What the exercise asks:
Write the count of lines that contain the word "Camera" and nothing else.

===== Data provided =====

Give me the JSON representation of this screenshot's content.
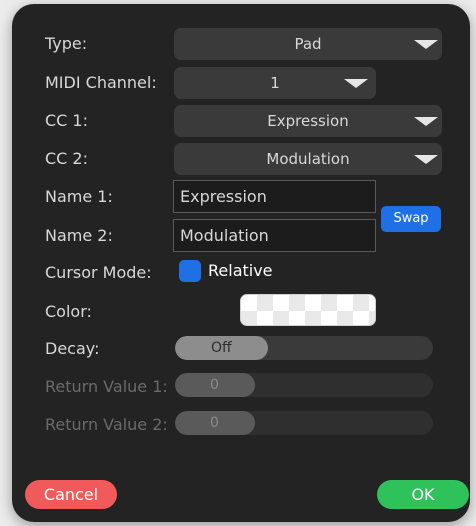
{
  "labels": {
    "type": "Type:",
    "midi_channel": "MIDI Channel:",
    "cc1": "CC 1:",
    "cc2": "CC 2:",
    "name1": "Name 1:",
    "name2": "Name 2:",
    "cursor_mode": "Cursor Mode:",
    "color": "Color:",
    "decay": "Decay:",
    "return_value_1": "Return Value 1:",
    "return_value_2": "Return Value 2:"
  },
  "type_select": {
    "value": "Pad"
  },
  "midi_channel_select": {
    "value": "1"
  },
  "cc1_select": {
    "value": "Expression"
  },
  "cc2_select": {
    "value": "Modulation"
  },
  "name1_field": {
    "value": "Expression"
  },
  "name2_field": {
    "value": "Modulation"
  },
  "swap_button": {
    "label": "Swap"
  },
  "cursor_mode": {
    "label": "Relative",
    "checked": true
  },
  "color_swatch": {
    "value": "transparent"
  },
  "decay_slider": {
    "value": "Off",
    "fill": 0.36
  },
  "return_value_1_slider": {
    "value": "0",
    "fill": 0.31
  },
  "return_value_2_slider": {
    "value": "0",
    "fill": 0.31
  },
  "cancel_button": {
    "label": "Cancel"
  },
  "ok_button": {
    "label": "OK"
  },
  "colors": {
    "accent_blue": "#1f6fe5",
    "cancel_red": "#f05a5a",
    "ok_green": "#2fc25a",
    "dialog_bg": "#232323"
  },
  "icons": {
    "dropdown_arrow": "chevron-down-icon",
    "checkbox": "checkbox-icon"
  }
}
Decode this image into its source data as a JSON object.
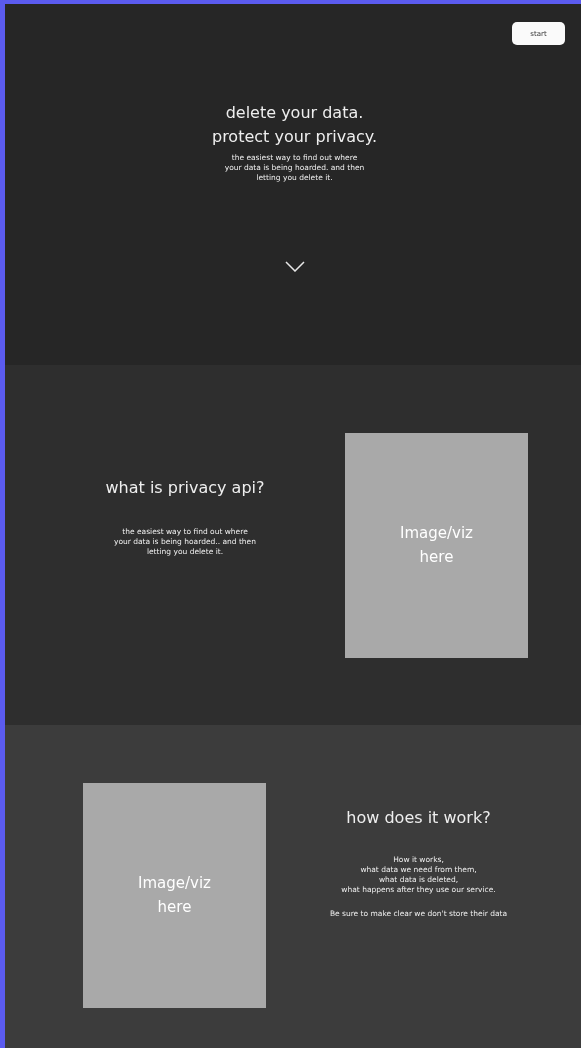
{
  "header": {
    "button": "start"
  },
  "hero": {
    "title_lines": [
      "delete your data.",
      "protect your privacy."
    ],
    "text_lines": [
      "the easiest way to find out where",
      "your data is being hoarded. and then",
      "letting you delete it."
    ]
  },
  "sections": [
    {
      "title": "what is privacy api?",
      "kind": "textfirst",
      "placeholder_lines": [
        "Image/viz",
        "here"
      ],
      "paragraphs": [
        [
          "the easiest way to find out where",
          "your data is being hoarded.. and then",
          "letting you delete it."
        ]
      ]
    },
    {
      "title": "how does it work?",
      "kind": "imagefirst",
      "placeholder_lines": [
        "Image/viz",
        "here"
      ],
      "paragraphs": [
        [
          "How it works,",
          "what data we need from them,",
          "what data is deleted,",
          "what happens after they use our service."
        ],
        [
          "Be sure to make clear we don't store their data"
        ]
      ]
    }
  ]
}
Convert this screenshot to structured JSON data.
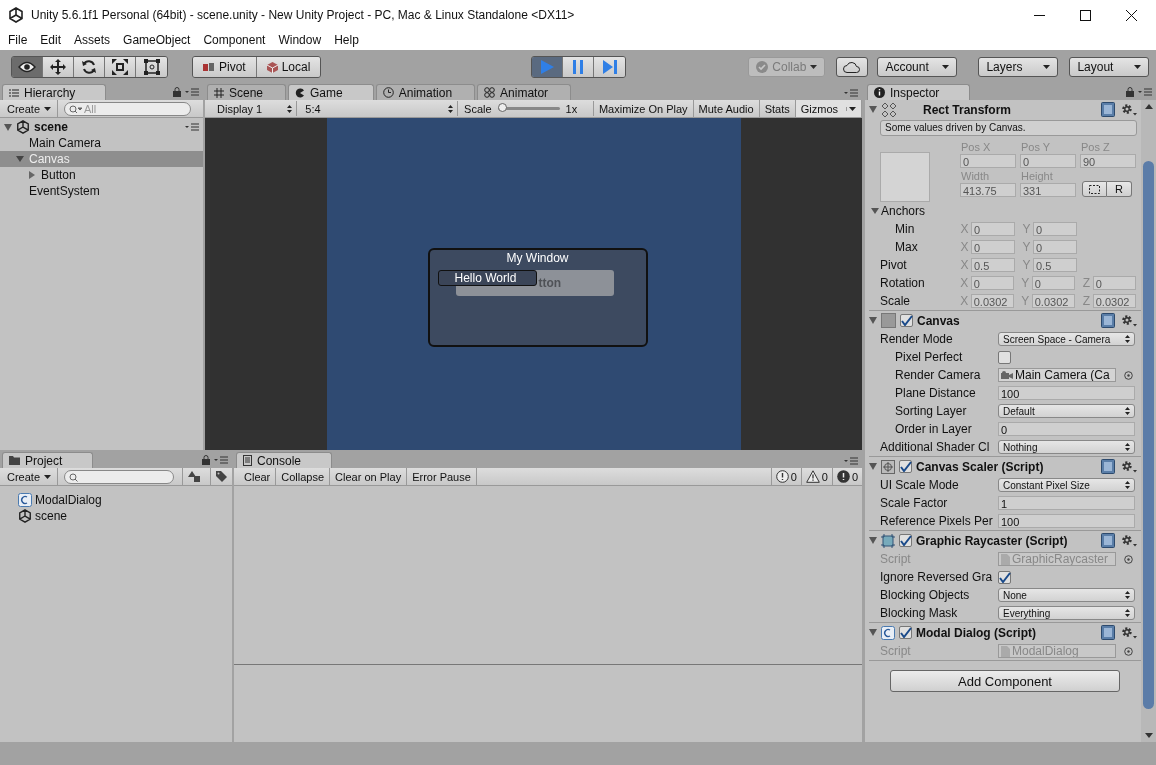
{
  "window": {
    "title": "Unity 5.6.1f1 Personal (64bit) - scene.unity - New Unity Project - PC, Mac & Linux Standalone <DX11>"
  },
  "menu": [
    "File",
    "Edit",
    "Assets",
    "GameObject",
    "Component",
    "Window",
    "Help"
  ],
  "toolbar": {
    "tools": [
      {
        "kind": "view",
        "selected": true
      },
      {
        "kind": "move",
        "selected": false
      },
      {
        "kind": "rotate",
        "selected": false
      },
      {
        "kind": "scale",
        "selected": false
      },
      {
        "kind": "rect",
        "selected": false
      }
    ],
    "handles": [
      {
        "kind": "pivot",
        "label": "Pivot"
      },
      {
        "kind": "local",
        "label": "Local"
      }
    ],
    "playback": [
      {
        "kind": "play",
        "selected": true
      },
      {
        "kind": "pause",
        "selected": false
      },
      {
        "kind": "step",
        "selected": false
      }
    ],
    "collab": {
      "label": "Collab",
      "disabled": true
    },
    "menus": [
      "Account",
      "Layers",
      "Layout"
    ]
  },
  "hierarchy": {
    "title": "Hierarchy",
    "create": "Create",
    "search_placeholder": "All",
    "scene": "scene",
    "items": [
      {
        "kind": "leaf",
        "label": "Main Camera",
        "selected": false
      },
      {
        "kind": "group",
        "label": "Canvas",
        "selected": true,
        "expanded": true,
        "children": [
          {
            "kind": "group",
            "label": "Button",
            "selected": false,
            "expanded": false
          }
        ]
      },
      {
        "kind": "leaf",
        "label": "EventSystem",
        "selected": false
      }
    ]
  },
  "game_panel": {
    "tabs": [
      {
        "kind": "scene",
        "label": "Scene",
        "selected": false
      },
      {
        "kind": "game",
        "label": "Game",
        "selected": true
      },
      {
        "kind": "animation",
        "label": "Animation",
        "selected": false
      },
      {
        "kind": "animator",
        "label": "Animator",
        "selected": false
      }
    ],
    "display": "Display 1",
    "aspect": "5:4",
    "scale": {
      "label": "Scale",
      "level": 0,
      "reading": "1x"
    },
    "toggles": [
      "Maximize On Play",
      "Mute Audio",
      "Stats"
    ],
    "gizmos": "Gizmos",
    "dialog": {
      "title": "My Window",
      "button": "tton",
      "tooltip": "Hello World"
    }
  },
  "project": {
    "title": "Project",
    "create": "Create",
    "items": [
      {
        "kind": "script",
        "label": "ModalDialog"
      },
      {
        "kind": "scene",
        "label": "scene"
      }
    ]
  },
  "console": {
    "title": "Console",
    "buttons": [
      "Clear",
      "Collapse",
      "Clear on Play",
      "Error Pause"
    ],
    "counters": [
      {
        "kind": "info",
        "count": "0"
      },
      {
        "kind": "warning",
        "count": "0"
      },
      {
        "kind": "error",
        "count": "0"
      }
    ]
  },
  "inspector": {
    "title": "Inspector",
    "rect_transform": {
      "title": "Rect Transform",
      "note": "Some values driven by Canvas.",
      "position": [
        {
          "label": "Pos X",
          "value": "0"
        },
        {
          "label": "Pos Y",
          "value": "0"
        },
        {
          "label": "Pos Z",
          "value": "90"
        }
      ],
      "size": [
        {
          "label": "Width",
          "value": "413.75"
        },
        {
          "label": "Height",
          "value": "331"
        }
      ],
      "reset": "R",
      "anchors": {
        "label": "Anchors",
        "expanded": true,
        "rows": [
          {
            "label": "Min",
            "fields": [
              {
                "axis": "X",
                "value": "0"
              },
              {
                "axis": "Y",
                "value": "0"
              }
            ]
          },
          {
            "label": "Max",
            "fields": [
              {
                "axis": "X",
                "value": "0"
              },
              {
                "axis": "Y",
                "value": "0"
              }
            ]
          }
        ]
      },
      "rows": [
        {
          "label": "Pivot",
          "fields": [
            {
              "axis": "X",
              "value": "0.5"
            },
            {
              "axis": "Y",
              "value": "0.5"
            }
          ]
        },
        {
          "label": "Rotation",
          "fields": [
            {
              "axis": "X",
              "value": "0"
            },
            {
              "axis": "Y",
              "value": "0"
            },
            {
              "axis": "Z",
              "value": "0"
            }
          ]
        },
        {
          "label": "Scale",
          "fields": [
            {
              "axis": "X",
              "value": "0.0302"
            },
            {
              "axis": "Y",
              "value": "0.0302"
            },
            {
              "axis": "Z",
              "value": "0.0302"
            }
          ]
        }
      ]
    },
    "components": [
      {
        "kind": "canvas",
        "title": "Canvas",
        "enabled": true,
        "rows": [
          {
            "kind": "dropdown",
            "label": "Render Mode",
            "value": "Screen Space - Camera",
            "children": [
              {
                "kind": "checkbox",
                "label": "Pixel Perfect",
                "checked": false
              },
              {
                "kind": "object",
                "label": "Render Camera",
                "value": "Main Camera (Ca"
              },
              {
                "kind": "text",
                "label": "Plane Distance",
                "value": "100"
              },
              {
                "kind": "dropdown",
                "label": "Sorting Layer",
                "value": "Default"
              },
              {
                "kind": "text",
                "label": "Order in Layer",
                "value": "0"
              }
            ]
          },
          {
            "kind": "dropdown",
            "label": "Additional Shader Cl",
            "value": "Nothing"
          }
        ]
      },
      {
        "kind": "scaler",
        "title": "Canvas Scaler (Script)",
        "enabled": true,
        "rows": [
          {
            "kind": "dropdown",
            "label": "UI Scale Mode",
            "value": "Constant Pixel Size"
          },
          {
            "kind": "text",
            "label": "Scale Factor",
            "value": "1"
          },
          {
            "kind": "text",
            "label": "Reference Pixels Per",
            "value": "100"
          }
        ]
      },
      {
        "kind": "raycaster",
        "title": "Graphic Raycaster (Script)",
        "enabled": true,
        "rows": [
          {
            "kind": "script",
            "label": "Script",
            "value": "GraphicRaycaster"
          },
          {
            "kind": "checkbox",
            "label": "Ignore Reversed Gra",
            "checked": true
          },
          {
            "kind": "dropdown",
            "label": "Blocking Objects",
            "value": "None"
          },
          {
            "kind": "dropdown",
            "label": "Blocking Mask",
            "value": "Everything"
          }
        ]
      },
      {
        "kind": "script",
        "title": "Modal Dialog (Script)",
        "enabled": true,
        "rows": [
          {
            "kind": "script",
            "label": "Script",
            "value": "ModalDialog"
          }
        ]
      }
    ],
    "add_button": "Add Component"
  }
}
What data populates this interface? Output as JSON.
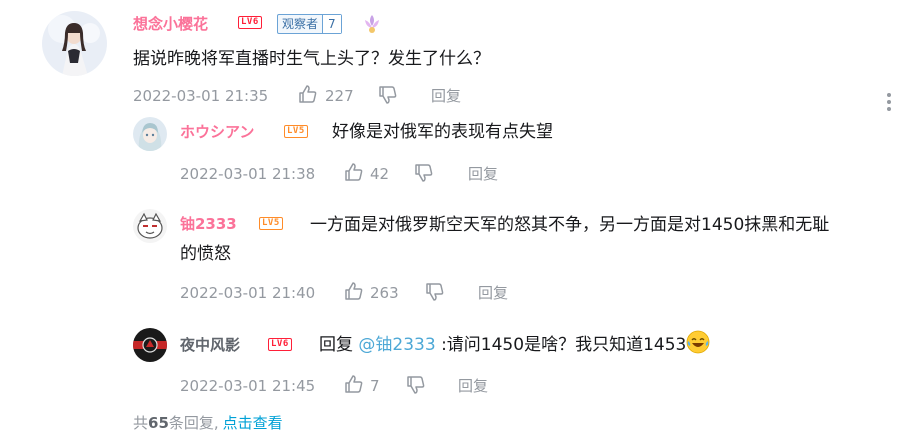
{
  "main_comment": {
    "username": "想念小樱花",
    "level": "LV6",
    "medal_name": "观察者",
    "medal_level": "7",
    "content": "据说昨晚将军直播时生气上头了？发生了什么？",
    "time": "2022-03-01 21:35",
    "likes": "227",
    "reply_label": "回复"
  },
  "replies": [
    {
      "username": "ホウシアン",
      "level": "LV5",
      "content": "好像是对俄军的表现有点失望",
      "time": "2022-03-01 21:38",
      "likes": "42",
      "reply_label": "回复"
    },
    {
      "username": "铀2333",
      "level": "LV5",
      "content_line1": "一方面是对俄罗斯空天军的怒其不争，另一方面是对1450抹黑和无耻",
      "content_line2": "的愤怒",
      "time": "2022-03-01 21:40",
      "likes": "263",
      "reply_label": "回复"
    },
    {
      "username": "夜中风影",
      "level": "LV6",
      "reply_prefix": "回复",
      "mention": "@铀2333",
      "content": ":请问1450是啥？我只知道1453",
      "emoji": "laughing-tears-emoji",
      "time": "2022-03-01 21:45",
      "likes": "7",
      "reply_label": "回复"
    }
  ],
  "summary": {
    "prefix": "共",
    "count": "65",
    "suffix": "条回复,",
    "view_link": "点击查看"
  },
  "icons": {
    "like": "thumb-up-icon",
    "dislike": "thumb-down-icon",
    "more": "more-vertical-icon"
  },
  "colors": {
    "username_pink": "#fb7299",
    "meta_gray": "#9499a0",
    "link_blue": "#00a1d6",
    "mention_blue": "#4da8d6",
    "lv6": "#ff1f38",
    "lv5": "#ff8c29"
  }
}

=====

Solved exercise:
4